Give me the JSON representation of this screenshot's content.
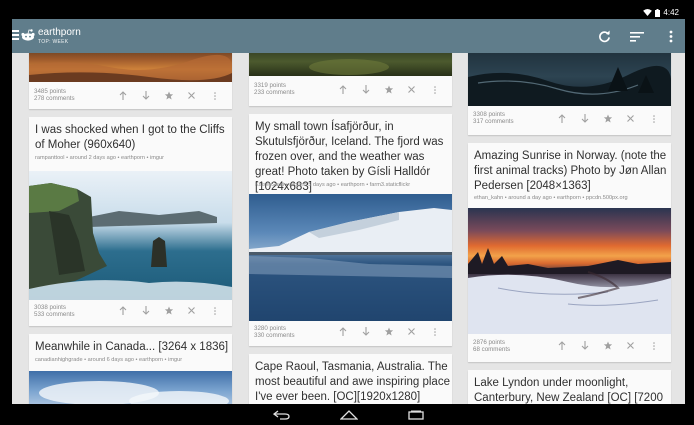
{
  "status": {
    "time": "4:42"
  },
  "appbar": {
    "title": "earthporn",
    "subtitle": "TOP: WEEK"
  },
  "colors": {
    "appbar": "#607d8b",
    "card": "#fafafa",
    "background": "#e5e5e5",
    "text": "#303030",
    "muted": "#8a8a8a"
  },
  "icons": [
    "menu-icon",
    "reddit-alien-icon",
    "refresh-icon",
    "sort-icon",
    "overflow-menu-icon",
    "upvote-icon",
    "downvote-icon",
    "star-icon",
    "close-icon",
    "more-icon",
    "back-icon",
    "home-icon",
    "recents-icon",
    "wifi-icon",
    "battery-icon"
  ],
  "posts": [
    {
      "points": "3485 points",
      "comments": "278 comments"
    },
    {
      "title": "I was shocked when I got to the Cliffs of Moher (960x640)",
      "meta": "rampanttool • around 2 days ago • earthporn • imgur",
      "points": "3038 points",
      "comments": "533 comments"
    },
    {
      "title": "Meanwhile in Canada... [3264 x 1836]",
      "meta": "canadianhighgrade • around 6 days ago • earthporn • imgur"
    },
    {
      "points": "3319 points",
      "comments": "233 comments"
    },
    {
      "title": "My small town Ísafjörður, in Skutulsfjörður, Iceland. The fjord was frozen over, and the weather was great! Photo taken by Gísli Halldór [1024x683]",
      "meta": "KaiserGauti • around 5 days ago • earthporn • farm3.staticflickr",
      "points": "3280 points",
      "comments": "330 comments"
    },
    {
      "title": "Cape Raoul, Tasmania, Australia. The most beautiful and awe inspiring place I've ever been. [OC][1920x1280]"
    },
    {
      "points": "3308 points",
      "comments": "317 comments"
    },
    {
      "title": "Amazing Sunrise in Norway. (note the first animal tracks) Photo by Jøn Allan Pedersen [2048×1363]",
      "meta": "ethan_kahn • around a day ago • earthporn • ppcdn.500px.org",
      "points": "2876 points",
      "comments": "68 comments"
    },
    {
      "title": "Lake Lyndon under moonlight, Canterbury, New Zealand [OC] [7200 x 4297]"
    }
  ]
}
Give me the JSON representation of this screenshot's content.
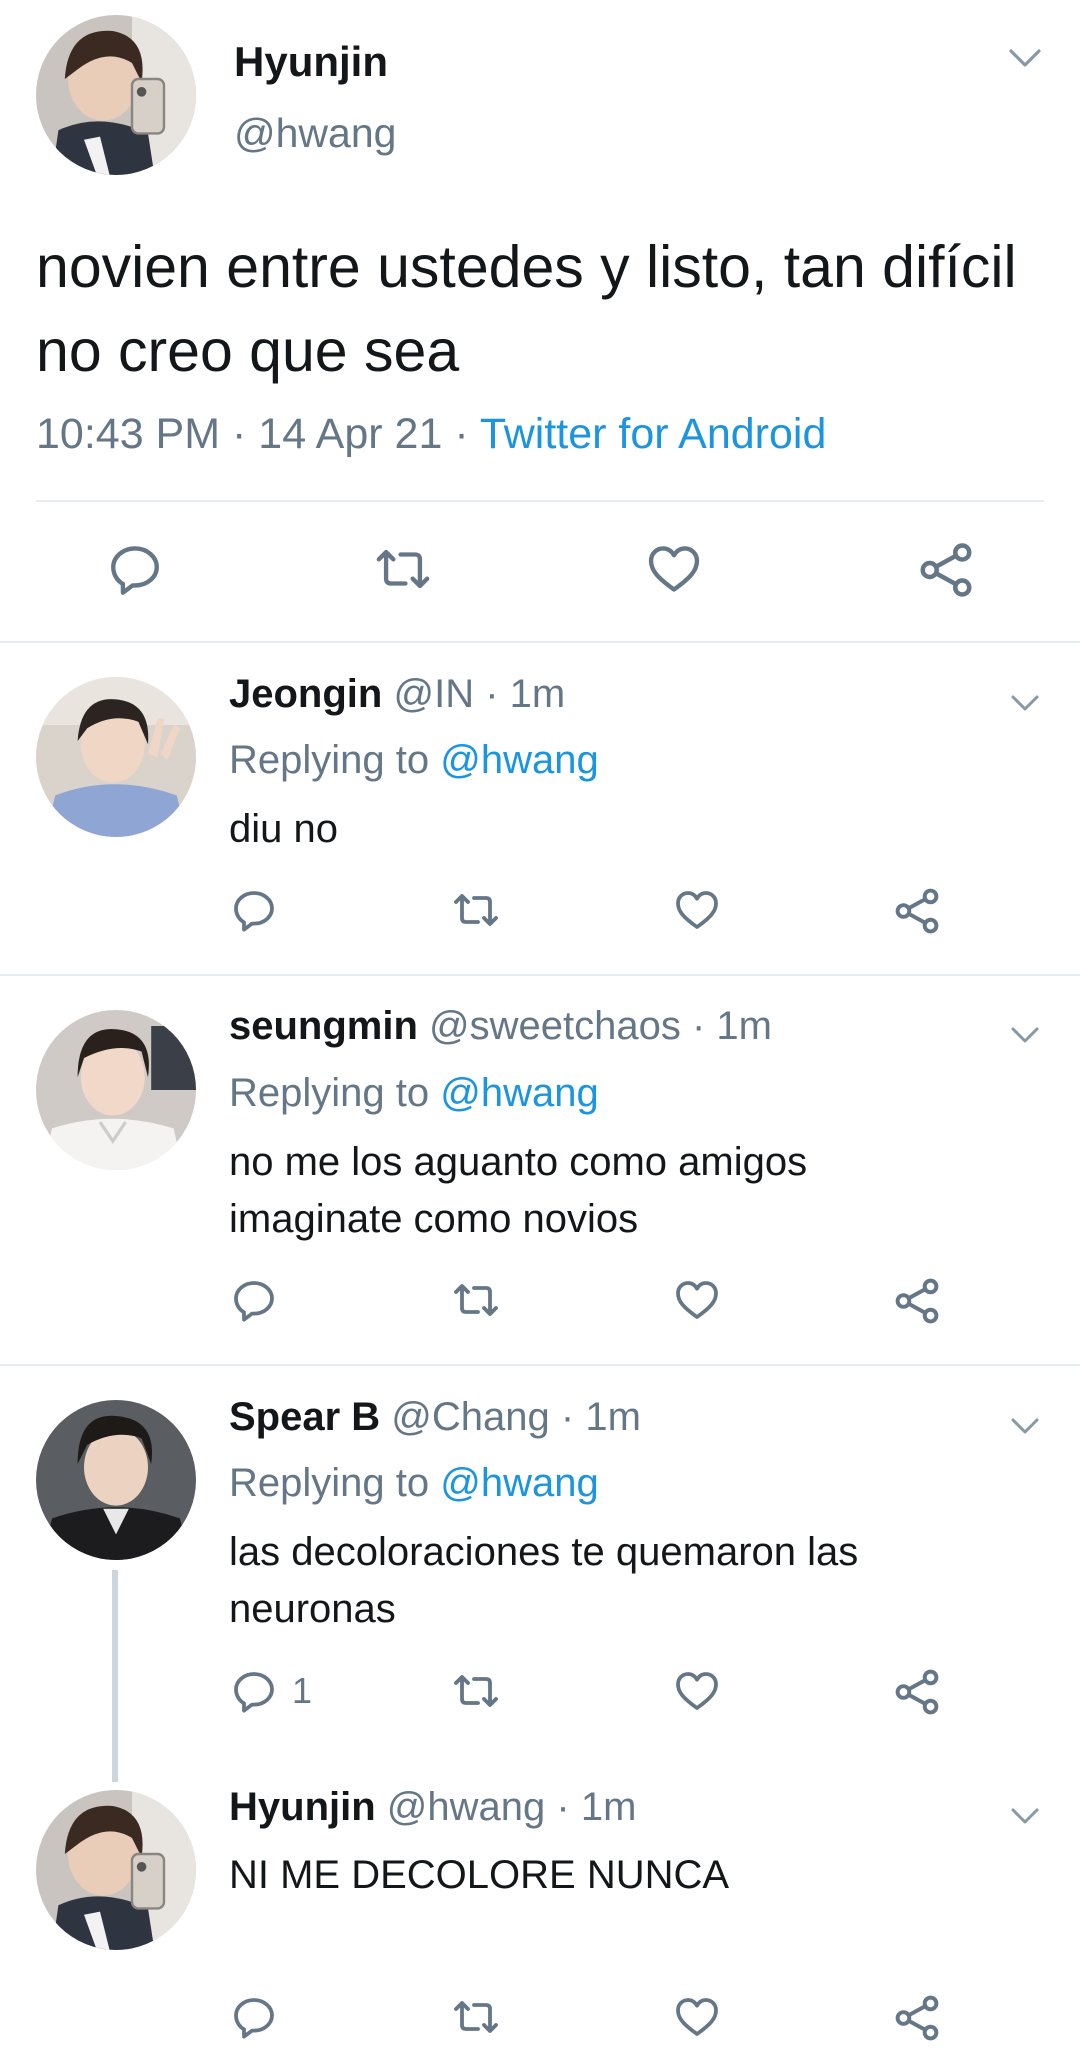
{
  "main_tweet": {
    "name": "Hyunjin",
    "handle": "@hwang",
    "text": "novien entre ustedes y listo, tan difícil no creo que sea",
    "time": "10:43 PM",
    "separator": " · ",
    "date": "14 Apr 21",
    "source": "Twitter for Android",
    "icons": [
      "chevron-down-icon",
      "reply-icon",
      "retweet-icon",
      "like-icon",
      "share-icon"
    ]
  },
  "replies": [
    {
      "name": "Jeongin",
      "handle": "@IN",
      "time": "1m",
      "replying_prefix": "Replying to ",
      "replying_to": "@hwang",
      "text": "diu no",
      "reply_count": ""
    },
    {
      "name": "seungmin",
      "handle": "@sweetchaos",
      "time": "1m",
      "replying_prefix": "Replying to ",
      "replying_to": "@hwang",
      "text": "no me los aguanto como amigos imaginate como novios",
      "reply_count": ""
    },
    {
      "name": "Spear B",
      "handle": "@Chang",
      "time": "1m",
      "replying_prefix": "Replying to ",
      "replying_to": "@hwang",
      "text": "las decoloraciones te quemaron las neuronas",
      "reply_count": "1"
    },
    {
      "name": "Hyunjin",
      "handle": "@hwang",
      "time": "1m",
      "text": "NI ME DECOLORE NUNCA",
      "reply_count": ""
    }
  ],
  "dot": " · ",
  "colors": {
    "text": "#14171a",
    "secondary": "#657786",
    "link": "#1b95e0",
    "divider": "#e6ecf0",
    "thread_line": "#ccd6dd"
  }
}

=====

» **What is required**: Nothing in the entries above should change when they are printed again, except that the pictures are dropped.

» **Answer to the task**:
Give me the JSON representation of this screenshot's content.
{
  "status": {
    "time": "4:42"
  },
  "appbar": {
    "title": "earthporn",
    "subtitle": "TOP: WEEK"
  },
  "colors": {
    "appbar": "#607d8b",
    "card": "#fafafa",
    "background": "#e5e5e5",
    "text": "#303030",
    "muted": "#8a8a8a"
  },
  "icons": [
    "menu-icon",
    "reddit-alien-icon",
    "refresh-icon",
    "sort-icon",
    "overflow-menu-icon",
    "upvote-icon",
    "downvote-icon",
    "star-icon",
    "close-icon",
    "more-icon",
    "back-icon",
    "home-icon",
    "recents-icon",
    "wifi-icon",
    "battery-icon"
  ],
  "posts": [
    {
      "points": "3485 points",
      "comments": "278 comments"
    },
    {
      "title": "I was shocked when I got to the Cliffs of Moher (960x640)",
      "meta": "rampanttool • around 2 days ago • earthporn • imgur",
      "points": "3038 points",
      "comments": "533 comments"
    },
    {
      "title": "Meanwhile in Canada... [3264 x 1836]",
      "meta": "canadianhighgrade • around 6 days ago • earthporn • imgur"
    },
    {
      "points": "3319 points",
      "comments": "233 comments"
    },
    {
      "title": "My small town Ísafjörður, in Skutulsfjörður, Iceland. The fjord was frozen over, and the weather was great! Photo taken by Gísli Halldór [1024x683]",
      "meta": "KaiserGauti • around 5 days ago • earthporn • farm3.staticflickr",
      "points": "3280 points",
      "comments": "330 comments"
    },
    {
      "title": "Cape Raoul, Tasmania, Australia. The most beautiful and awe inspiring place I've ever been. [OC][1920x1280]"
    },
    {
      "points": "3308 points",
      "comments": "317 comments"
    },
    {
      "title": "Amazing Sunrise in Norway. (note the first animal tracks) Photo by Jøn Allan Pedersen [2048×1363]",
      "meta": "ethan_kahn • around a day ago • earthporn • ppcdn.500px.org",
      "points": "2876 points",
      "comments": "68 comments"
    },
    {
      "title": "Lake Lyndon under moonlight, Canterbury, New Zealand [OC] [7200 x 4297]"
    }
  ]
}
Give me the JSON representation of this screenshot's content.
{
  "main_tweet": {
    "name": "Hyunjin",
    "handle": "@hwang",
    "text": "novien entre ustedes y listo, tan difícil no creo que sea",
    "time": "10:43 PM",
    "separator": " · ",
    "date": "14 Apr 21",
    "source": "Twitter for Android",
    "icons": [
      "chevron-down-icon",
      "reply-icon",
      "retweet-icon",
      "like-icon",
      "share-icon"
    ]
  },
  "replies": [
    {
      "name": "Jeongin",
      "handle": "@IN",
      "time": "1m",
      "replying_prefix": "Replying to ",
      "replying_to": "@hwang",
      "text": "diu no",
      "reply_count": ""
    },
    {
      "name": "seungmin",
      "handle": "@sweetchaos",
      "time": "1m",
      "replying_prefix": "Replying to ",
      "replying_to": "@hwang",
      "text": "no me los aguanto como amigos imaginate como novios",
      "reply_count": ""
    },
    {
      "name": "Spear B",
      "handle": "@Chang",
      "time": "1m",
      "replying_prefix": "Replying to ",
      "replying_to": "@hwang",
      "text": "las decoloraciones te quemaron las neuronas",
      "reply_count": "1"
    },
    {
      "name": "Hyunjin",
      "handle": "@hwang",
      "time": "1m",
      "text": "NI ME DECOLORE NUNCA",
      "reply_count": ""
    }
  ],
  "dot": " · ",
  "colors": {
    "text": "#14171a",
    "secondary": "#657786",
    "link": "#1b95e0",
    "divider": "#e6ecf0",
    "thread_line": "#ccd6dd"
  }
}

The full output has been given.